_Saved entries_
-.-.-

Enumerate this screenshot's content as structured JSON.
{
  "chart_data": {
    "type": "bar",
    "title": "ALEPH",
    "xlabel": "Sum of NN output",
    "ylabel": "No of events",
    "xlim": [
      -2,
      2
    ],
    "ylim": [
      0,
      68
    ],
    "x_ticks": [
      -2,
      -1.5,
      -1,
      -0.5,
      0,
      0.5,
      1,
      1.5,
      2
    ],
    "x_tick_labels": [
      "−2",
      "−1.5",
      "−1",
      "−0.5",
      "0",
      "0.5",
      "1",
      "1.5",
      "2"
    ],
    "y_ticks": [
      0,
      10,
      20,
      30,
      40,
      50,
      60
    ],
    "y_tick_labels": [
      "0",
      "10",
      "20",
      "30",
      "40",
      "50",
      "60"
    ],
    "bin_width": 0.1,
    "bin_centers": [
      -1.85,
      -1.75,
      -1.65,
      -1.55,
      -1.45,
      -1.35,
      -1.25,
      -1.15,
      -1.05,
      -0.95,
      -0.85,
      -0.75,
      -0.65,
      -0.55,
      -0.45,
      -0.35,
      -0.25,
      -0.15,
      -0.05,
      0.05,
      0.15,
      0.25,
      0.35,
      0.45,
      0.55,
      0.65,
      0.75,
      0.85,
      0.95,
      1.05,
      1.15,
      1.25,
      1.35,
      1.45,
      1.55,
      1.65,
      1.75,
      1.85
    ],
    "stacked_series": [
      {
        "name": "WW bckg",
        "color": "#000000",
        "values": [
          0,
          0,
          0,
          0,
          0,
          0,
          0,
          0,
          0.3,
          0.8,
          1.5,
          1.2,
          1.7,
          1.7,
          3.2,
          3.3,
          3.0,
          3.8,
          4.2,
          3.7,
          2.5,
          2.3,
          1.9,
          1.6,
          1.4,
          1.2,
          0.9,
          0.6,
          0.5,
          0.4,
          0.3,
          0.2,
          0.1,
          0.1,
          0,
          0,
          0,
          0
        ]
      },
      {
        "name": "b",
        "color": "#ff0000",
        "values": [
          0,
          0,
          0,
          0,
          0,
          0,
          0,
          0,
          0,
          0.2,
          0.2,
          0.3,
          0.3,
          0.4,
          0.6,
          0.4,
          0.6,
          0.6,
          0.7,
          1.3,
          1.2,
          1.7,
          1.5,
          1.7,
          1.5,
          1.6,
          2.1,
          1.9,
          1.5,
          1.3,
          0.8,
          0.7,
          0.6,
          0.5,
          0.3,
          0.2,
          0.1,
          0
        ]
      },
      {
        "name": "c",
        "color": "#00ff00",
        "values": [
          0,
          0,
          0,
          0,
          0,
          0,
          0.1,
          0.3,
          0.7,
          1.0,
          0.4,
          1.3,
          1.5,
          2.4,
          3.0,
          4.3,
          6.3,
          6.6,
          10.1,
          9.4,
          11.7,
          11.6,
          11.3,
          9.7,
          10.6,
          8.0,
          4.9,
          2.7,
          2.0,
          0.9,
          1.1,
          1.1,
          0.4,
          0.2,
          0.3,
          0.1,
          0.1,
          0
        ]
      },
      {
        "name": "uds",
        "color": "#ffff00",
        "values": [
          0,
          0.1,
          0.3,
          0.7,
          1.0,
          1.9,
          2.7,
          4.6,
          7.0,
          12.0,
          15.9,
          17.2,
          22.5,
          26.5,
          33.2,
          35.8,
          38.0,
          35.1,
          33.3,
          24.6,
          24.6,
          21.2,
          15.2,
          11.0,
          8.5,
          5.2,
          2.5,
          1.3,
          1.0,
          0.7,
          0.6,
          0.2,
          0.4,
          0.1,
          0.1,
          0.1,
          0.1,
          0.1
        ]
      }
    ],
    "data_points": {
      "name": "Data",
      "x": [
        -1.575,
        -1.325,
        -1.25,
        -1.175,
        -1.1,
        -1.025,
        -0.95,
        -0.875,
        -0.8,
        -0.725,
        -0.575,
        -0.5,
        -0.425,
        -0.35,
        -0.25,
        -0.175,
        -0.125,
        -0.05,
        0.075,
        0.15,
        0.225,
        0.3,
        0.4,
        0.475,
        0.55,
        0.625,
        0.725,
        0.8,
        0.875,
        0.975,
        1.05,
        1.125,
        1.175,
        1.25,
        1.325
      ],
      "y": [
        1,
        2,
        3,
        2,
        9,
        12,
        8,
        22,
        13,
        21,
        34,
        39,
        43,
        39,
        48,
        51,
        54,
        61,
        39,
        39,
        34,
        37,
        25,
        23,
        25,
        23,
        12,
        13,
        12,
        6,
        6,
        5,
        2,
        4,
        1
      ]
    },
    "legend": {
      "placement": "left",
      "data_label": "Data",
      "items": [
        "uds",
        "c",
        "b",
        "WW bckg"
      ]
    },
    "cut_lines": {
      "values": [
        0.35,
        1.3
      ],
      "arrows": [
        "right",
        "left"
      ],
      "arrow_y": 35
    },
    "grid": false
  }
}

-.-.-

_BRIEF_
Transcribe all of the entries without altering anything.

_COMPLETE RESPONSE_
Enumerate this screenshot's content as structured JSON.
{
  "chart_data": {
    "type": "bar",
    "title": "ALEPH",
    "xlabel": "Sum of NN output",
    "ylabel": "No of events",
    "xlim": [
      -2,
      2
    ],
    "ylim": [
      0,
      68
    ],
    "x_ticks": [
      -2,
      -1.5,
      -1,
      -0.5,
      0,
      0.5,
      1,
      1.5,
      2
    ],
    "x_tick_labels": [
      "−2",
      "−1.5",
      "−1",
      "−0.5",
      "0",
      "0.5",
      "1",
      "1.5",
      "2"
    ],
    "y_ticks": [
      0,
      10,
      20,
      30,
      40,
      50,
      60
    ],
    "y_tick_labels": [
      "0",
      "10",
      "20",
      "30",
      "40",
      "50",
      "60"
    ],
    "bin_width": 0.1,
    "bin_centers": [
      -1.85,
      -1.75,
      -1.65,
      -1.55,
      -1.45,
      -1.35,
      -1.25,
      -1.15,
      -1.05,
      -0.95,
      -0.85,
      -0.75,
      -0.65,
      -0.55,
      -0.45,
      -0.35,
      -0.25,
      -0.15,
      -0.05,
      0.05,
      0.15,
      0.25,
      0.35,
      0.45,
      0.55,
      0.65,
      0.75,
      0.85,
      0.95,
      1.05,
      1.15,
      1.25,
      1.35,
      1.45,
      1.55,
      1.65,
      1.75,
      1.85
    ],
    "stacked_series": [
      {
        "name": "WW bckg",
        "color": "#000000",
        "values": [
          0,
          0,
          0,
          0,
          0,
          0,
          0,
          0,
          0.3,
          0.8,
          1.5,
          1.2,
          1.7,
          1.7,
          3.2,
          3.3,
          3.0,
          3.8,
          4.2,
          3.7,
          2.5,
          2.3,
          1.9,
          1.6,
          1.4,
          1.2,
          0.9,
          0.6,
          0.5,
          0.4,
          0.3,
          0.2,
          0.1,
          0.1,
          0,
          0,
          0,
          0
        ]
      },
      {
        "name": "b",
        "color": "#ff0000",
        "values": [
          0,
          0,
          0,
          0,
          0,
          0,
          0,
          0,
          0,
          0.2,
          0.2,
          0.3,
          0.3,
          0.4,
          0.6,
          0.4,
          0.6,
          0.6,
          0.7,
          1.3,
          1.2,
          1.7,
          1.5,
          1.7,
          1.5,
          1.6,
          2.1,
          1.9,
          1.5,
          1.3,
          0.8,
          0.7,
          0.6,
          0.5,
          0.3,
          0.2,
          0.1,
          0
        ]
      },
      {
        "name": "c",
        "color": "#00ff00",
        "values": [
          0,
          0,
          0,
          0,
          0,
          0,
          0.1,
          0.3,
          0.7,
          1.0,
          0.4,
          1.3,
          1.5,
          2.4,
          3.0,
          4.3,
          6.3,
          6.6,
          10.1,
          9.4,
          11.7,
          11.6,
          11.3,
          9.7,
          10.6,
          8.0,
          4.9,
          2.7,
          2.0,
          0.9,
          1.1,
          1.1,
          0.4,
          0.2,
          0.3,
          0.1,
          0.1,
          0
        ]
      },
      {
        "name": "uds",
        "color": "#ffff00",
        "values": [
          0,
          0.1,
          0.3,
          0.7,
          1.0,
          1.9,
          2.7,
          4.6,
          7.0,
          12.0,
          15.9,
          17.2,
          22.5,
          26.5,
          33.2,
          35.8,
          38.0,
          35.1,
          33.3,
          24.6,
          24.6,
          21.2,
          15.2,
          11.0,
          8.5,
          5.2,
          2.5,
          1.3,
          1.0,
          0.7,
          0.6,
          0.2,
          0.4,
          0.1,
          0.1,
          0.1,
          0.1,
          0.1
        ]
      }
    ],
    "data_points": {
      "name": "Data",
      "x": [
        -1.575,
        -1.325,
        -1.25,
        -1.175,
        -1.1,
        -1.025,
        -0.95,
        -0.875,
        -0.8,
        -0.725,
        -0.575,
        -0.5,
        -0.425,
        -0.35,
        -0.25,
        -0.175,
        -0.125,
        -0.05,
        0.075,
        0.15,
        0.225,
        0.3,
        0.4,
        0.475,
        0.55,
        0.625,
        0.725,
        0.8,
        0.875,
        0.975,
        1.05,
        1.125,
        1.175,
        1.25,
        1.325
      ],
      "y": [
        1,
        2,
        3,
        2,
        9,
        12,
        8,
        22,
        13,
        21,
        34,
        39,
        43,
        39,
        48,
        51,
        54,
        61,
        39,
        39,
        34,
        37,
        25,
        23,
        25,
        23,
        12,
        13,
        12,
        6,
        6,
        5,
        2,
        4,
        1
      ]
    },
    "legend": {
      "placement": "left",
      "data_label": "Data",
      "items": [
        "uds",
        "c",
        "b",
        "WW bckg"
      ]
    },
    "cut_lines": {
      "values": [
        0.35,
        1.3
      ],
      "arrows": [
        "right",
        "left"
      ],
      "arrow_y": 35
    },
    "grid": false
  }
}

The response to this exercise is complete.